• STATED EXERCISE
Copy the listing below, replacing every instance of "observed-point" with "measured-point" and changing nothing else. Omit the pictures from your copy.

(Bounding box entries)
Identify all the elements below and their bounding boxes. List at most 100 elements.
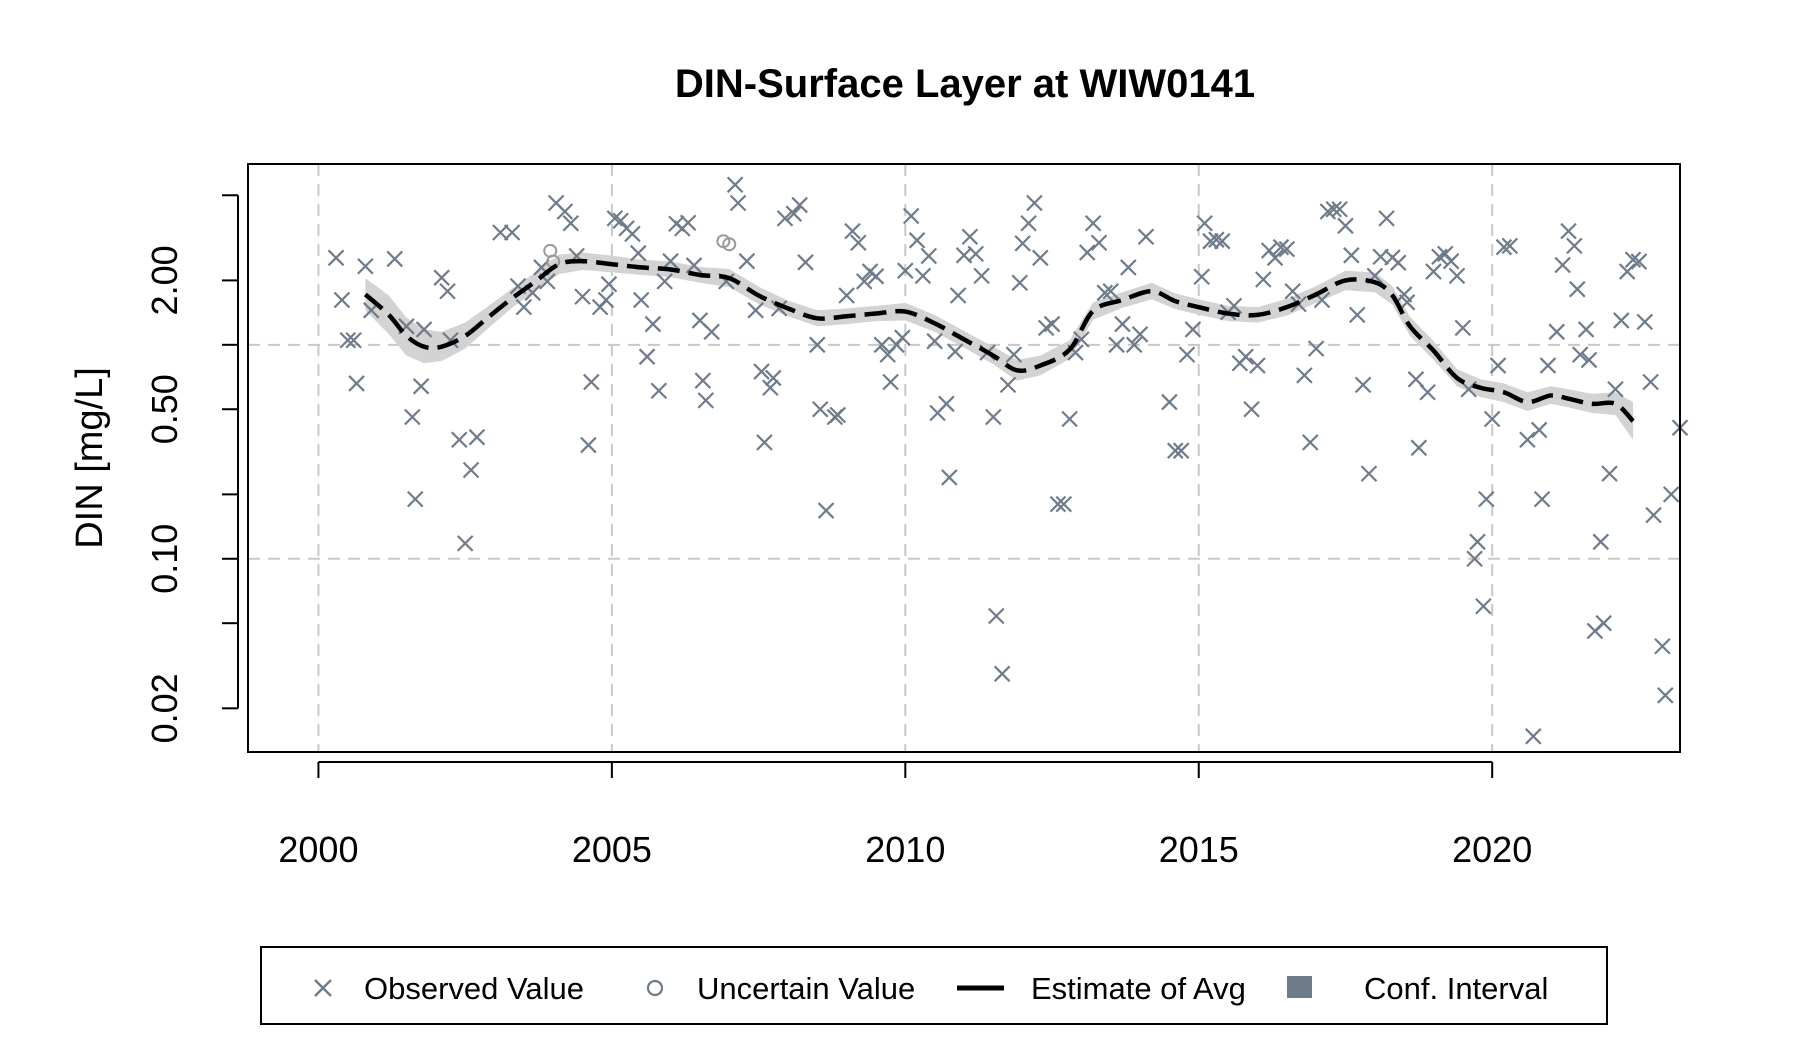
- observed-point: [574, 288, 591, 305]
- observed-point: [1530, 421, 1548, 439]
- uncertain-point: [722, 237, 737, 252]
- observed-point: [1398, 294, 1416, 311]
- legend-item-conf-interval: Conf. Interval: [1287, 971, 1548, 1006]
- legend-x-marker: [314, 979, 332, 997]
- observed-point: [908, 232, 926, 249]
- legend: Observed Value Uncertain Value Estimate …: [260, 946, 1608, 1025]
- observed-point: [1577, 321, 1595, 338]
- observed-point: [1331, 201, 1348, 218]
- observed-point: [1618, 263, 1636, 280]
- observed-point: [756, 434, 773, 451]
- observed-point: [1278, 240, 1296, 258]
- observed-point: [1419, 384, 1436, 401]
- observed-point: [1448, 267, 1466, 285]
- observed-point: [1360, 465, 1378, 482]
- observed-point: [624, 225, 641, 243]
- observed-point: [1032, 249, 1049, 267]
- observed-point: [1569, 280, 1586, 298]
- observed-point: [1533, 490, 1551, 508]
- legend-item-observed: Observed Value: [314, 971, 584, 1006]
- observed-point: [738, 252, 756, 270]
- observed-point: [1483, 410, 1501, 428]
- observed-point: [685, 257, 703, 274]
- observed-point: [1255, 271, 1272, 288]
- observed-point: [515, 298, 533, 316]
- observed-point: [600, 275, 618, 293]
- observed-point: [1078, 244, 1096, 261]
- observed-point: [1489, 357, 1507, 374]
- observed-point: [1049, 495, 1067, 513]
- observed-point: [1296, 367, 1313, 384]
- observed-point: [1548, 323, 1566, 341]
- observed-point: [1237, 348, 1254, 365]
- observed-point: [941, 469, 958, 486]
- legend-label-conf-interval: Conf. Interval: [1364, 971, 1548, 1006]
- observed-point: [946, 343, 964, 360]
- observed-point: [1073, 331, 1090, 348]
- observed-point: [897, 262, 914, 279]
- observed-point: [456, 535, 474, 552]
- observed-point: [327, 249, 345, 267]
- observed-point: [1020, 214, 1037, 232]
- legend-circle-marker: [646, 979, 664, 997]
- observed-point: [415, 321, 433, 338]
- estimate-line: [363, 258, 1635, 423]
- observed-point: [785, 205, 803, 222]
- plot-frame: [247, 163, 1681, 753]
- observed-point: [345, 332, 362, 349]
- observed-point: [1043, 315, 1061, 333]
- observed-point: [1225, 297, 1243, 315]
- observed-point: [439, 282, 456, 300]
- observed-point: [656, 273, 673, 290]
- observed-point: [762, 379, 779, 397]
- observed-point: [333, 291, 351, 309]
- observed-point: [850, 234, 867, 252]
- observed-point: [967, 245, 985, 263]
- observed-point: [1061, 410, 1078, 428]
- observed-point: [1654, 637, 1671, 655]
- observed-point: [726, 176, 744, 194]
- observed-point: [348, 375, 365, 392]
- observed-point: [1378, 210, 1395, 227]
- observed-point: [1601, 465, 1618, 482]
- observed-point: [764, 369, 782, 387]
- observed-point: [817, 502, 835, 519]
- observed-point: [1325, 201, 1343, 218]
- y-tick-label: 0.02: [144, 673, 185, 743]
- observed-point: [993, 665, 1011, 683]
- observed-point: [1208, 231, 1225, 248]
- observed-point: [1213, 232, 1231, 250]
- observed-point: [662, 252, 679, 270]
- observed-point: [556, 203, 574, 220]
- observed-point: [985, 408, 1002, 426]
- x-axis: 2000 2005 2010 2015 2020: [278, 761, 1532, 870]
- legend-box: [260, 946, 1608, 1025]
- observed-point: [1431, 248, 1448, 266]
- x-tick-label: 2010: [865, 829, 945, 870]
- observed-point: [873, 336, 891, 354]
- y-axis-label: DIN [mg/L]: [69, 367, 111, 549]
- confidence-band-layer: [365, 252, 1634, 440]
- observed-point: [1442, 252, 1460, 270]
- observed-point: [1172, 442, 1190, 459]
- observed-point: [1560, 222, 1577, 240]
- observed-point: [1055, 495, 1073, 513]
- observed-point: [1636, 313, 1654, 331]
- observed-point: [357, 257, 374, 275]
- observed-point: [644, 315, 662, 333]
- observed-point: [1566, 237, 1583, 255]
- observed-point: [1469, 533, 1486, 551]
- observed-point: [1014, 235, 1031, 252]
- observed-point: [1525, 728, 1542, 745]
- observed-point: [1425, 263, 1442, 280]
- observed-point: [1495, 238, 1513, 256]
- observed-point: [1390, 254, 1407, 271]
- observed-point: [1454, 319, 1472, 337]
- observed-point: [503, 224, 521, 241]
- observed-point: [562, 214, 580, 232]
- observed-point: [1178, 346, 1196, 363]
- observed-point: [1108, 336, 1125, 354]
- observed-point: [811, 400, 829, 418]
- observed-point: [961, 228, 979, 246]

• REPLY TO THE TASK
Identify all the elements below and their bounding boxes. List at most 100 elements.
- measured-point: [574, 288, 591, 305]
- measured-point: [1530, 421, 1548, 439]
- uncertain-point: [722, 237, 737, 252]
- measured-point: [1398, 294, 1416, 311]
- legend-item-conf-interval: Conf. Interval: [1287, 971, 1548, 1006]
- legend-x-marker: [314, 979, 332, 997]
- measured-point: [908, 232, 926, 249]
- legend: Observed Value Uncertain Value Estimate …: [260, 946, 1608, 1025]
- measured-point: [1577, 321, 1595, 338]
- measured-point: [1331, 201, 1348, 218]
- measured-point: [1618, 263, 1636, 280]
- measured-point: [756, 434, 773, 451]
- measured-point: [1278, 240, 1296, 258]
- measured-point: [1419, 384, 1436, 401]
- measured-point: [1448, 267, 1466, 285]
- measured-point: [1360, 465, 1378, 482]
- measured-point: [624, 225, 641, 243]
- measured-point: [1032, 249, 1049, 267]
- measured-point: [1569, 280, 1586, 298]
- measured-point: [1533, 490, 1551, 508]
- legend-item-observed: Observed Value: [314, 971, 584, 1006]
- measured-point: [738, 252, 756, 270]
- measured-point: [1483, 410, 1501, 428]
- measured-point: [685, 257, 703, 274]
- measured-point: [1255, 271, 1272, 288]
- measured-point: [515, 298, 533, 316]
- measured-point: [600, 275, 618, 293]
- measured-point: [1078, 244, 1096, 261]
- measured-point: [1489, 357, 1507, 374]
- measured-point: [1049, 495, 1067, 513]
- measured-point: [1296, 367, 1313, 384]
- measured-point: [1548, 323, 1566, 341]
- measured-point: [1237, 348, 1254, 365]
- measured-point: [941, 469, 958, 486]
- legend-label-conf-interval: Conf. Interval: [1364, 971, 1548, 1006]
- measured-point: [946, 343, 964, 360]
- measured-point: [1073, 331, 1090, 348]
- measured-point: [897, 262, 914, 279]
- measured-point: [456, 535, 474, 552]
- measured-point: [327, 249, 345, 267]
- measured-point: [1020, 214, 1037, 232]
- legend-circle-marker: [646, 979, 664, 997]
- measured-point: [415, 321, 433, 338]
- estimate-line: [363, 258, 1635, 423]
- measured-point: [785, 205, 803, 222]
- plot-frame: [247, 163, 1681, 753]
- measured-point: [345, 332, 362, 349]
- measured-point: [1043, 315, 1061, 333]
- measured-point: [1225, 297, 1243, 315]
- measured-point: [439, 282, 456, 300]
- measured-point: [656, 273, 673, 290]
- measured-point: [762, 379, 779, 397]
- measured-point: [333, 291, 351, 309]
- measured-point: [850, 234, 867, 252]
- measured-point: [967, 245, 985, 263]
- measured-point: [1061, 410, 1078, 428]
- measured-point: [1654, 637, 1671, 655]
- measured-point: [726, 176, 744, 194]
- measured-point: [348, 375, 365, 392]
- measured-point: [1378, 210, 1395, 227]
- measured-point: [1601, 465, 1618, 482]
- measured-point: [764, 369, 782, 387]
- measured-point: [817, 502, 835, 519]
- measured-point: [1325, 201, 1343, 218]
- y-tick-label: 0.02: [144, 673, 185, 743]
- measured-point: [993, 665, 1011, 683]
- measured-point: [1208, 231, 1225, 248]
- measured-point: [1213, 232, 1231, 250]
- measured-point: [662, 252, 679, 270]
- measured-point: [556, 203, 574, 220]
- measured-point: [985, 408, 1002, 426]
- x-axis: 2000 2005 2010 2015 2020: [278, 761, 1532, 870]
- legend-box: [260, 946, 1608, 1025]
- measured-point: [1431, 248, 1448, 266]
- x-tick-label: 2010: [865, 829, 945, 870]
- measured-point: [873, 336, 891, 354]
- y-axis-label: DIN [mg/L]: [69, 367, 111, 549]
- confidence-band-layer: [365, 252, 1634, 440]
- measured-point: [1442, 252, 1460, 270]
- measured-point: [1172, 442, 1190, 459]
- measured-point: [1560, 222, 1577, 240]
- measured-point: [1055, 495, 1073, 513]
- measured-point: [1636, 313, 1654, 331]
- measured-point: [357, 257, 374, 275]
- measured-point: [644, 315, 662, 333]
- measured-point: [1566, 237, 1583, 255]
- measured-point: [1469, 533, 1486, 551]
- measured-point: [1014, 235, 1031, 252]
- measured-point: [1525, 728, 1542, 745]
- measured-point: [1425, 263, 1442, 280]
- measured-point: [1495, 238, 1513, 256]
- measured-point: [1390, 254, 1407, 271]
- measured-point: [1454, 319, 1472, 337]
- measured-point: [503, 224, 521, 241]
- measured-point: [562, 214, 580, 232]
- measured-point: [1178, 346, 1196, 363]
- measured-point: [1108, 336, 1125, 354]
- measured-point: [811, 400, 829, 418]
- measured-point: [961, 228, 979, 246]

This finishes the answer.